▸ What this task involves
Return every line below in which "автотранспорта" appears.
-------- Supplied data --------
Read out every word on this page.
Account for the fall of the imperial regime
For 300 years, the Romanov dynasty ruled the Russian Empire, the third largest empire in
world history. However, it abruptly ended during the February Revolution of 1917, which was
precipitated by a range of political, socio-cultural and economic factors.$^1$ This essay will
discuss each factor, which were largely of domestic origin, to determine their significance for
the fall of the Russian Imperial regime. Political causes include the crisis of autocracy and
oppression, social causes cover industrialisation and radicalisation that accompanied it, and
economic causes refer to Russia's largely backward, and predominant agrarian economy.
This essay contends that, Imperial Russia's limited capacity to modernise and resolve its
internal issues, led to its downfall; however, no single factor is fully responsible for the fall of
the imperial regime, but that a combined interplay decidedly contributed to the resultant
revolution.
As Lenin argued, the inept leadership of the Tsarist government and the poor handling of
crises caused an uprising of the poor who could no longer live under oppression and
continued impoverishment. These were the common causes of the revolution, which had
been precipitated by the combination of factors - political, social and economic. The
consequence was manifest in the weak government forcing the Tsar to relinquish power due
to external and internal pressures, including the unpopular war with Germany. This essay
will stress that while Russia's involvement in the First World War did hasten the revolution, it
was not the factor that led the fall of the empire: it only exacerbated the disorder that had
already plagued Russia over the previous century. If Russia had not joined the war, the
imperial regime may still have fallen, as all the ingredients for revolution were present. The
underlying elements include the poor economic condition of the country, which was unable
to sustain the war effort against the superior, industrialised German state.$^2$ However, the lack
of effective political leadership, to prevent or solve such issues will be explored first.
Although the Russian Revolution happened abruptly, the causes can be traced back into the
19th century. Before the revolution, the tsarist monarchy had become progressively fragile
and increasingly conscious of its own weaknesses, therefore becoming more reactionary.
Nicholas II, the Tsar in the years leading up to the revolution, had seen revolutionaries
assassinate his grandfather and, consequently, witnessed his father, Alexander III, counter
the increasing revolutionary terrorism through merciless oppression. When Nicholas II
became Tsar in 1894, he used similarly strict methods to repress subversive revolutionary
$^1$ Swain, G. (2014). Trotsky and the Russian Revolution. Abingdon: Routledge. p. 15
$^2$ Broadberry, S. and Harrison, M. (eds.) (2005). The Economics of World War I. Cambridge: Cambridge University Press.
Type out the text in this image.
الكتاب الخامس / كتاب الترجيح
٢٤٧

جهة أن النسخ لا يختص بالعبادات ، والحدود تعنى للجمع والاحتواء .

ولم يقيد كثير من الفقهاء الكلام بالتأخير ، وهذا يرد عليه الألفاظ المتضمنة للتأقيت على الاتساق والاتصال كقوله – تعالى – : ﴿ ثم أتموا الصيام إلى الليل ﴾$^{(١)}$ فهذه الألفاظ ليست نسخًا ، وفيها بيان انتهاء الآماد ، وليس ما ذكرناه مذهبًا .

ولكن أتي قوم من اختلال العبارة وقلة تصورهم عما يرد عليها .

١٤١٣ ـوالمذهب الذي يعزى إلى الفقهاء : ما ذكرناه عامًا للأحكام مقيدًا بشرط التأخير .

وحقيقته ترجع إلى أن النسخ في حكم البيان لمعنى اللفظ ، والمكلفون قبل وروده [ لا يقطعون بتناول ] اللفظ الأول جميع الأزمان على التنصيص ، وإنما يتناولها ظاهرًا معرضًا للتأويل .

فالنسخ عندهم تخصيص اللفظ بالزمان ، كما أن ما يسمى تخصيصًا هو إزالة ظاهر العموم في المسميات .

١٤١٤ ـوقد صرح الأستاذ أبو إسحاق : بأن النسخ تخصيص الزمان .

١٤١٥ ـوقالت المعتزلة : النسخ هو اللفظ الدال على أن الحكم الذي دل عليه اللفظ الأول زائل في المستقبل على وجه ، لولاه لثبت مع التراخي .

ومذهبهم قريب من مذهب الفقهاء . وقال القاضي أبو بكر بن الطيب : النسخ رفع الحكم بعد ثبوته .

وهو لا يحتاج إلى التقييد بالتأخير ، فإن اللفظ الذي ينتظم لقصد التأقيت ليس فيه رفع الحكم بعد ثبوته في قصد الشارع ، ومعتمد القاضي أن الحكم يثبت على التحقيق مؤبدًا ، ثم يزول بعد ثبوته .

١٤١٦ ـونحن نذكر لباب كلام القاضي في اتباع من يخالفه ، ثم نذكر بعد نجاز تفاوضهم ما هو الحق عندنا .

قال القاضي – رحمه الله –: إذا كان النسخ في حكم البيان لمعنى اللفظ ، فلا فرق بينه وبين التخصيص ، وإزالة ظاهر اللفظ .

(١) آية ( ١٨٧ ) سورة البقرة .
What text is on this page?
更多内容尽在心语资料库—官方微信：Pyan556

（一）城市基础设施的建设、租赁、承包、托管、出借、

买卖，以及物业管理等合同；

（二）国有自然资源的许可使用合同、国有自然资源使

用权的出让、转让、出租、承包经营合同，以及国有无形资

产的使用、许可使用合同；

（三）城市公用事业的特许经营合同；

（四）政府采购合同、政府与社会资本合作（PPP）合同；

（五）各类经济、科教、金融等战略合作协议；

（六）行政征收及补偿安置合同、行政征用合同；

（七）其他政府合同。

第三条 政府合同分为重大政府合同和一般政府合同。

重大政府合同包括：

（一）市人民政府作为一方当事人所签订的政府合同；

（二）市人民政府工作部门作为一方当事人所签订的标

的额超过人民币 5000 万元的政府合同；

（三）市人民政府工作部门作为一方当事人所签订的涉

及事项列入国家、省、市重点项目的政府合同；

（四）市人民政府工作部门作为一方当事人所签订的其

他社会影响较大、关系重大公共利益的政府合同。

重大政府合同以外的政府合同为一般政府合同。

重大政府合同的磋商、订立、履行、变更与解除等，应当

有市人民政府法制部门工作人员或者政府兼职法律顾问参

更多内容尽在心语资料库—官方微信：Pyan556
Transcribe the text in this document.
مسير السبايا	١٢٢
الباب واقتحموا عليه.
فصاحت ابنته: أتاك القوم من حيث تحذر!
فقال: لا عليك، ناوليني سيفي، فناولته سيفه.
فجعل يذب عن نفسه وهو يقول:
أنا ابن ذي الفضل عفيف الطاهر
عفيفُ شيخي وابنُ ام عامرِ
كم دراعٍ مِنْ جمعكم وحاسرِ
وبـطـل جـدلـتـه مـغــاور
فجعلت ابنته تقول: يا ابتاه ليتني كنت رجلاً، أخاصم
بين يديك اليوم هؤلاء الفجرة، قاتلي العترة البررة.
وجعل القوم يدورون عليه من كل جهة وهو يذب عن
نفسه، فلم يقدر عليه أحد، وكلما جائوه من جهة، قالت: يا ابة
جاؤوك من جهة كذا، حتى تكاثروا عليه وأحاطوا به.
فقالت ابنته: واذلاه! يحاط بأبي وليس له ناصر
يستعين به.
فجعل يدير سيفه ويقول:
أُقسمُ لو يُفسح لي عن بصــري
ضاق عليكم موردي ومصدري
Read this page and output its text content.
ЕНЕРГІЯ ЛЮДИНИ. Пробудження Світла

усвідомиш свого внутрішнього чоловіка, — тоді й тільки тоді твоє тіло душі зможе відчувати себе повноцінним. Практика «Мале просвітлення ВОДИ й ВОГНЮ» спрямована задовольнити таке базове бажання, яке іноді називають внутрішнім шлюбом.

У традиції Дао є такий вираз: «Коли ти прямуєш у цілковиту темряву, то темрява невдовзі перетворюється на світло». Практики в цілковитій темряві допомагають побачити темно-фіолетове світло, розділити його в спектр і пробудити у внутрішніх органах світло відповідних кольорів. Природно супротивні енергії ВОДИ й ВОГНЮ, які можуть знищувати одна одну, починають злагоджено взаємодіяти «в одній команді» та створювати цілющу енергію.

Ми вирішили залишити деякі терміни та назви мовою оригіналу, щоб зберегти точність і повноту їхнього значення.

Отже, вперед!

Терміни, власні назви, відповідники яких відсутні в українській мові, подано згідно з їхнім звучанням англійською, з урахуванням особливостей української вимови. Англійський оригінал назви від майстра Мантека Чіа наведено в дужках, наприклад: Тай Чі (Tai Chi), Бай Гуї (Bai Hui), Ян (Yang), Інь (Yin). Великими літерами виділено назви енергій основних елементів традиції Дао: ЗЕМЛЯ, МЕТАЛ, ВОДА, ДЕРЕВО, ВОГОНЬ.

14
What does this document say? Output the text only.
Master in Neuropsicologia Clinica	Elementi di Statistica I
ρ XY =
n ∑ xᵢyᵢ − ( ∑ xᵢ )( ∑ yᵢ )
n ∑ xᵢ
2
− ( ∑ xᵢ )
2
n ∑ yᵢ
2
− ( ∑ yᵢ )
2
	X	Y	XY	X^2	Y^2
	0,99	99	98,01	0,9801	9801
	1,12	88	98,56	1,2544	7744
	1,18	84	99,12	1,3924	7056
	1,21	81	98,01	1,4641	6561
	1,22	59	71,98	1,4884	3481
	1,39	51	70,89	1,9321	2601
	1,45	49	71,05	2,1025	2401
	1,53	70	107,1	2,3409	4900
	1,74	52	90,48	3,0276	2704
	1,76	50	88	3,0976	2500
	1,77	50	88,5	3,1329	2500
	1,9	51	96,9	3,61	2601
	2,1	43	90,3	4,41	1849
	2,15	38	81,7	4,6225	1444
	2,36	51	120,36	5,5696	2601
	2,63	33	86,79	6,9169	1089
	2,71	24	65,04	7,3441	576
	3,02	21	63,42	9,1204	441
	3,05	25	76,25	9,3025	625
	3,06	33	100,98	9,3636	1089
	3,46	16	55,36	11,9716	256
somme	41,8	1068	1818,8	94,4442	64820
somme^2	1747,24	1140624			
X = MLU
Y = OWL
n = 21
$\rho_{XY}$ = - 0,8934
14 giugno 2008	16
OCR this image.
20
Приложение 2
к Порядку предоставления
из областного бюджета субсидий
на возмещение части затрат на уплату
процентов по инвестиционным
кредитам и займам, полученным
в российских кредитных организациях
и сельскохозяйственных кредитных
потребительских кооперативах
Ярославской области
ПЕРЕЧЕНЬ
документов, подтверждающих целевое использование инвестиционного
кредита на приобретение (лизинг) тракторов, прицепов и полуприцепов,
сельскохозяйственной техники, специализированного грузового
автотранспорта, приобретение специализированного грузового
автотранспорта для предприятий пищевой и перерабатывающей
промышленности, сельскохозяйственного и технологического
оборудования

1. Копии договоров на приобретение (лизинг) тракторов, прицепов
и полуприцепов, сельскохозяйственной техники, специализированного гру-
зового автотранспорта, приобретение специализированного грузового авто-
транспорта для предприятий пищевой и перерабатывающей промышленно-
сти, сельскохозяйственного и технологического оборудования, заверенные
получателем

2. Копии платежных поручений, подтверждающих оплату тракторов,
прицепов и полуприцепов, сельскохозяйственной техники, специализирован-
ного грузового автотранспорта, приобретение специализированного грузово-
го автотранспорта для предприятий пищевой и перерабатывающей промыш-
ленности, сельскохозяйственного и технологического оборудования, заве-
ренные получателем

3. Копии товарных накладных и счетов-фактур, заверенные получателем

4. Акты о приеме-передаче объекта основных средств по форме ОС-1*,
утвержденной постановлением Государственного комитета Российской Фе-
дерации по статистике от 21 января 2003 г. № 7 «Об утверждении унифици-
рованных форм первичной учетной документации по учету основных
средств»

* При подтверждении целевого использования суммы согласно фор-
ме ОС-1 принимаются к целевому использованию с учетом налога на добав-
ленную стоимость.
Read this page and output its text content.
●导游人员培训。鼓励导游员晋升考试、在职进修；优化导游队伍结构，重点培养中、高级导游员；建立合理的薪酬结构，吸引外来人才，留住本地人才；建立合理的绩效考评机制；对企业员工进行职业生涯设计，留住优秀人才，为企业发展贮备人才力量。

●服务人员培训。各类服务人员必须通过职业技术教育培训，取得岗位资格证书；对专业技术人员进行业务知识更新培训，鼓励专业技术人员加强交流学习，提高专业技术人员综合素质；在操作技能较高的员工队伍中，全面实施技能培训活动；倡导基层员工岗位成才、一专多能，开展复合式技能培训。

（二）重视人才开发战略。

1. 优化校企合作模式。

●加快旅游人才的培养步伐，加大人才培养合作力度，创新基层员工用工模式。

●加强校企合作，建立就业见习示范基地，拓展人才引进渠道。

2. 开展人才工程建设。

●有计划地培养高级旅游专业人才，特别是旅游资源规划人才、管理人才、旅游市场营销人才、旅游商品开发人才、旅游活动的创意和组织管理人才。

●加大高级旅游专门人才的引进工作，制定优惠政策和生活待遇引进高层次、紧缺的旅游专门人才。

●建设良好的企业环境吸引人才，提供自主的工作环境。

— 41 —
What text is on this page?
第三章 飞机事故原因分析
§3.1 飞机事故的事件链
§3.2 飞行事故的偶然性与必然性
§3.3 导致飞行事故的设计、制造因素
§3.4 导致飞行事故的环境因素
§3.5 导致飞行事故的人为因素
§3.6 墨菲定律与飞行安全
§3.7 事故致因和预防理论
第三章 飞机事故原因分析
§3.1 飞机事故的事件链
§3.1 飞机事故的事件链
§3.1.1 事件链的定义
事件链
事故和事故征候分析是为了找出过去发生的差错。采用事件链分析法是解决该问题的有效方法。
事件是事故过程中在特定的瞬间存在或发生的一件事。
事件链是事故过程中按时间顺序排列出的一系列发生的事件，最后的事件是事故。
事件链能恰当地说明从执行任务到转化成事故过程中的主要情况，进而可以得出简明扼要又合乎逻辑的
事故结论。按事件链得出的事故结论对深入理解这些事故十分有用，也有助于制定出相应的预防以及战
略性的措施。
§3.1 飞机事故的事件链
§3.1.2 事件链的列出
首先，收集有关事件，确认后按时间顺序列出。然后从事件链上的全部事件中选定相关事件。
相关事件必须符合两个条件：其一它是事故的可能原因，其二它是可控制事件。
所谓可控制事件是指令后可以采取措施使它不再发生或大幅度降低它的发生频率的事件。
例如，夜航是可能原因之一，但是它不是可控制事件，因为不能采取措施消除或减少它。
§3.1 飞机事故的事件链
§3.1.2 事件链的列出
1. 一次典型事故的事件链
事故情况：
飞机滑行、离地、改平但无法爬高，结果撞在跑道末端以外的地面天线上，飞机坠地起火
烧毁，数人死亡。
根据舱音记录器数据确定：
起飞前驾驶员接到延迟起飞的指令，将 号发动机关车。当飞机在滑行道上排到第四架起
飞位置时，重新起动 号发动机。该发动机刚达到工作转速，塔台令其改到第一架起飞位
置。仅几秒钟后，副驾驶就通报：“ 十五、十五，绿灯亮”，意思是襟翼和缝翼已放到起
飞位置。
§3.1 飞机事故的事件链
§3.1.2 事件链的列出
--------
▸ Task output
автотранспорта, приобретение специализированного грузового
автотранспорта для предприятий пищевой и перерабатывающей
зового автотранспорта, приобретение специализированного грузового авто-
ного грузового автотранспорта, приобретение специализированного грузово-
го автотранспорта для предприятий пищевой и перерабатывающей промыш-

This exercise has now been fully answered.